(Extracted data entries)
##########

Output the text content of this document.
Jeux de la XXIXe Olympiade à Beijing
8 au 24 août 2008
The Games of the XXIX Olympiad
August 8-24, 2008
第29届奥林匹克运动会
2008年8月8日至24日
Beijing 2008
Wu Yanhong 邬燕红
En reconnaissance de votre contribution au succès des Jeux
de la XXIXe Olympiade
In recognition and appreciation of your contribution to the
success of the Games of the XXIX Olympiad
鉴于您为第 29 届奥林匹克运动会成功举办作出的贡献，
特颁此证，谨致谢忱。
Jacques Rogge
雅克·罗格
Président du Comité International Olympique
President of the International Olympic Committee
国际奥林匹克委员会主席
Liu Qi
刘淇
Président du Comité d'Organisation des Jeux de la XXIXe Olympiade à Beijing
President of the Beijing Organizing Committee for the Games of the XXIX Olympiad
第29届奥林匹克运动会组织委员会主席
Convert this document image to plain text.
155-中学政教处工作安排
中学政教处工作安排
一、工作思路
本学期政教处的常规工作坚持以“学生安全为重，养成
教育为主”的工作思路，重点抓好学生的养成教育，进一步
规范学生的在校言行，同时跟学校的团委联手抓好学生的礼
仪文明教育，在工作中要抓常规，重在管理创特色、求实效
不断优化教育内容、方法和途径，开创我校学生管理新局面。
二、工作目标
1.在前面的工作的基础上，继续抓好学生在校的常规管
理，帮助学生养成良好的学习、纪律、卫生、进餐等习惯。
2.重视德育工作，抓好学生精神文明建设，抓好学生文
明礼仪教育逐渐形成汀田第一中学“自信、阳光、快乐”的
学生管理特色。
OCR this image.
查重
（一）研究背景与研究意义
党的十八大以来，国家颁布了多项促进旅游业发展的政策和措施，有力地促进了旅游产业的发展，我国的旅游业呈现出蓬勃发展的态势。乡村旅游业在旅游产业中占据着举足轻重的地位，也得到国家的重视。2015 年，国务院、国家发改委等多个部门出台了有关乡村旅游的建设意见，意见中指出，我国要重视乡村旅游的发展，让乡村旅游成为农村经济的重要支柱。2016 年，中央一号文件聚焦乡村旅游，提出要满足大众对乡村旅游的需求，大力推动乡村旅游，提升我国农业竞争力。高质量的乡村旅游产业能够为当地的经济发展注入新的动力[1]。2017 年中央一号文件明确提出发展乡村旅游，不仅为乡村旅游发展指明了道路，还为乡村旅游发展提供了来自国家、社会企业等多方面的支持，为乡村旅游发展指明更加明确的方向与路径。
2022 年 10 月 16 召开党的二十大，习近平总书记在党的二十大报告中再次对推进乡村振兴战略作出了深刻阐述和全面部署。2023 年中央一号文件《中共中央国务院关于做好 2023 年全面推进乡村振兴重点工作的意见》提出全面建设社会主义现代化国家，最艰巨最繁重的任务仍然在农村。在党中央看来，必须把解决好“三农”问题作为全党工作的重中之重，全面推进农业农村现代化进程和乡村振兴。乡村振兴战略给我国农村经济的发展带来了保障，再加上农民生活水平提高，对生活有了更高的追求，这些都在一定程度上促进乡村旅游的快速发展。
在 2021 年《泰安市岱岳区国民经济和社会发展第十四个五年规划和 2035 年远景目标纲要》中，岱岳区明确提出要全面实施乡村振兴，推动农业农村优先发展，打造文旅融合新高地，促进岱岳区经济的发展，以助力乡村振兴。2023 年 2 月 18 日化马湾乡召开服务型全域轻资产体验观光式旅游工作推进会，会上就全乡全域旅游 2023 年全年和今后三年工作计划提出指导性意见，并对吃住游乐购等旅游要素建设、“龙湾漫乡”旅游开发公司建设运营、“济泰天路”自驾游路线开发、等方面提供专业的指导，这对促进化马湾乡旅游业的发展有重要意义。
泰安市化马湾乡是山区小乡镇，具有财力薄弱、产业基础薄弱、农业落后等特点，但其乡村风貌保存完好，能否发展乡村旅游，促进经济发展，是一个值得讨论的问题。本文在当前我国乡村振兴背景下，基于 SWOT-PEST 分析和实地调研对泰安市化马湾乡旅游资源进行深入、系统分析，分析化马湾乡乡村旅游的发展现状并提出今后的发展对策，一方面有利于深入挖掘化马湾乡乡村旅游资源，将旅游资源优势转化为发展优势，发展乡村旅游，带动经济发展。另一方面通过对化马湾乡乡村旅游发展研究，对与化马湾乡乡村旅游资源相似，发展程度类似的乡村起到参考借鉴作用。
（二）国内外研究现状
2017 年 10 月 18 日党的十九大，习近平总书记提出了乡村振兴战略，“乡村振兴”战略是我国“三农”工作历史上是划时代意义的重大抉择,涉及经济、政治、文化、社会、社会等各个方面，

##########

#### [Exercise brief]
All lines of the data above that include the word "Comité" must be shown.

#### [Solution to the problem]
Président du Comité International Olympique
Président du Comité d'Organisation des Jeux de la XXIXe Olympiade à Beijing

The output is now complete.